Stored data entries:

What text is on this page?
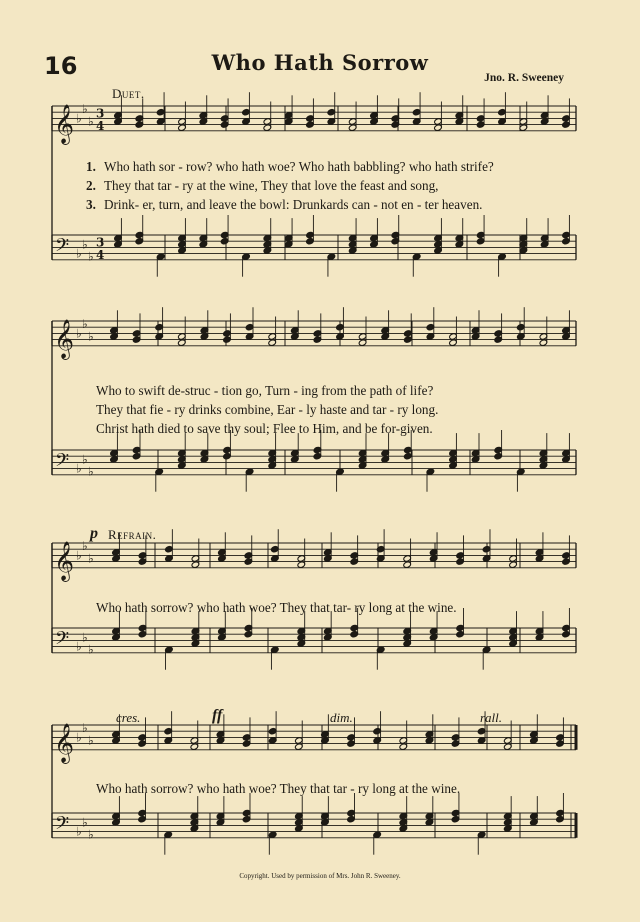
𝄞 ♭
♭
♭
3
4
𝄢 ♭
♭
♭
3
4
𝄞 ♭
♭
♭
𝄢 ♭
♭
♭
𝄞 ♭
♭
♭
𝄢 ♭
♭
♭
𝄞 ♭
♭
♭
𝄢 ♭
♭
♭
16	Who Hath Sorrow
Jno. R. Sweeney
Duet.
p Refrain.
cres.	ff	dim.	rall.
1. Who hath sor - row? who hath woe? Who hath babbling? who hath strife?
2. They that tar - ry at the wine, They that love the feast and song,
3. Drink- er, turn, and leave the bowl: Drunkards can - not en - ter heaven.
Who to swift de-struc - tion go, Turn - ing from the path of life?
They that fie - ry drinks combine, Ear - ly haste and tar - ry long.
Christ hath died to save thy soul; Flee to Him, and be for-given.
Who hath sorrow? who hath woe? They that tar- ry long at the wine.
Who hath sorrow? who hath woe? They that tar - ry long at the wine.
Copyright. Used by permission of Mrs. John R. Sweeney.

§ **REQUIREMENT**
Each line in the data that holds the string "long" should be found and copied.

§ **TASK RESULT**
They that fie - ry drinks combine, Ear - ly haste and tar - ry long.
Who hath sorrow? who hath woe? They that tar- ry long at the wine.
Who hath sorrow? who hath woe? They that tar - ry long at the wine.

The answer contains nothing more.